• What you are asked to do:
Copy out each line below that has the word "patrocinio" in it.

— START Source data —

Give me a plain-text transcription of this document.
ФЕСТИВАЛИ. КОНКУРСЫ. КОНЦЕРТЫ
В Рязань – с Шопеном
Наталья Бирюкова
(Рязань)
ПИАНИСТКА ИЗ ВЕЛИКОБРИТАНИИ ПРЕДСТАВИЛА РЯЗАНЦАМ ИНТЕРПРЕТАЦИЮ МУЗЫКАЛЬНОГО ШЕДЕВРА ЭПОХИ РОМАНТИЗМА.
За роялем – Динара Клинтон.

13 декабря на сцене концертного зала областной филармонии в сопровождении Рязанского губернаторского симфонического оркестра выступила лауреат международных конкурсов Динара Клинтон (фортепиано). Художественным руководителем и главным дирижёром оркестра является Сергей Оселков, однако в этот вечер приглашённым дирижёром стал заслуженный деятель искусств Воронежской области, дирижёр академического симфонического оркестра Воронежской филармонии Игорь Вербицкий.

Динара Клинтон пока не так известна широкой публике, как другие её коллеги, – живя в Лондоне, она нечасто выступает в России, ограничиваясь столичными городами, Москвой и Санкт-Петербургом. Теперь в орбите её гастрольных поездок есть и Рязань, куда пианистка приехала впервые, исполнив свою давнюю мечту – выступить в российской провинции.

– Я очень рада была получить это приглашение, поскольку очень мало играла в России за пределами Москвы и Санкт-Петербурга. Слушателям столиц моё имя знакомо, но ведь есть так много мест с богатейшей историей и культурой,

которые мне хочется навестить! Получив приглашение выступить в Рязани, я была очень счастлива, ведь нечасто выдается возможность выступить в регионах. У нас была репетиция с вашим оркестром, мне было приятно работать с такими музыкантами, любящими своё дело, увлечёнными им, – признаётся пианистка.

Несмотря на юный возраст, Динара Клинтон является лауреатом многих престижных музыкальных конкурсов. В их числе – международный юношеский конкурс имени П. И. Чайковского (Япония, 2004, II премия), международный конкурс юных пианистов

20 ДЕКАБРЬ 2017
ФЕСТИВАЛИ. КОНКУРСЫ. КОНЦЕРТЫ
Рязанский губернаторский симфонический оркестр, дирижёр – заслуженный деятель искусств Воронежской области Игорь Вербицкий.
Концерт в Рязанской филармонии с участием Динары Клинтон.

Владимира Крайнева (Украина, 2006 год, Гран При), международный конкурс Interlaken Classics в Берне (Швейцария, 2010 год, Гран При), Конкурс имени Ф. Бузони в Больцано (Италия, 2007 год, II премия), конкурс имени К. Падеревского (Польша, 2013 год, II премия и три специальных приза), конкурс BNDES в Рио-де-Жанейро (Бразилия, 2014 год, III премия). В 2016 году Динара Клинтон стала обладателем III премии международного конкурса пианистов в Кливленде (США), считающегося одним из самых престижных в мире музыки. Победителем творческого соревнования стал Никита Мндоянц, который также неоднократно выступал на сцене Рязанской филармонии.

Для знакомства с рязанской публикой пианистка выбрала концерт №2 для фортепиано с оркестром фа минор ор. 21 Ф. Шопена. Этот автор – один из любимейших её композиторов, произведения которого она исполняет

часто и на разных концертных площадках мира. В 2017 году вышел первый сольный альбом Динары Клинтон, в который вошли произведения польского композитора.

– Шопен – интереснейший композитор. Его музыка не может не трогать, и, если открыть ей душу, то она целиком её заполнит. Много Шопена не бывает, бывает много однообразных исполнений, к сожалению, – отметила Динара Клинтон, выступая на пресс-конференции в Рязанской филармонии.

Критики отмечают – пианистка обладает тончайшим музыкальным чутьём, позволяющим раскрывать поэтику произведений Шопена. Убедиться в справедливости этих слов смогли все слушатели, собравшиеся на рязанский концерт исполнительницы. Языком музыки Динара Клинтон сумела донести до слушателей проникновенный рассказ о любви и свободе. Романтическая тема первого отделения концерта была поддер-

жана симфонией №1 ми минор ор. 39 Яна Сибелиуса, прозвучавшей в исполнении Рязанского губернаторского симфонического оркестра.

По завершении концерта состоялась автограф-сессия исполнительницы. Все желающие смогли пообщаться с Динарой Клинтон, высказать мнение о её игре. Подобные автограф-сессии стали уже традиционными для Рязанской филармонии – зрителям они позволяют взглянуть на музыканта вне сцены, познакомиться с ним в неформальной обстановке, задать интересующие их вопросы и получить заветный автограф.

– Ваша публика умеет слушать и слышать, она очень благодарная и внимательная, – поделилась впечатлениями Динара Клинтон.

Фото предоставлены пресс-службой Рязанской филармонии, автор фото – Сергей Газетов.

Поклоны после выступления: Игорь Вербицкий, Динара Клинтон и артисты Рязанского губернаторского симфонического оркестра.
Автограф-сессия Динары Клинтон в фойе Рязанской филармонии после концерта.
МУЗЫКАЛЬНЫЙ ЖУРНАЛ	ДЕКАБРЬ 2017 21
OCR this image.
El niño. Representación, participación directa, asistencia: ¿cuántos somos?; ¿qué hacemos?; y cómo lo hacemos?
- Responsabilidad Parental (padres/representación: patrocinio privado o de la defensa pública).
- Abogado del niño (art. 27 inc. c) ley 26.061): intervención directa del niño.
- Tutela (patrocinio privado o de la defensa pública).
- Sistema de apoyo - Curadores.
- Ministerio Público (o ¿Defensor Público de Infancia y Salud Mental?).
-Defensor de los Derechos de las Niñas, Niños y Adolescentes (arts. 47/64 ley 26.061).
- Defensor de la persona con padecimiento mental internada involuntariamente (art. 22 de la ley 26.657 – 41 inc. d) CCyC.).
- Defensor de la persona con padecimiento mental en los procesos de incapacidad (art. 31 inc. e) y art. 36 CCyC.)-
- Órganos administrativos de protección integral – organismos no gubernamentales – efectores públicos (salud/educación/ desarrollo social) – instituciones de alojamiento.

— END Source data —

• Reply to the exercise:
- Responsabilidad Parental (padres/representación: patrocinio privado o de la defensa pública).
- Tutela (patrocinio privado o de la defensa pública).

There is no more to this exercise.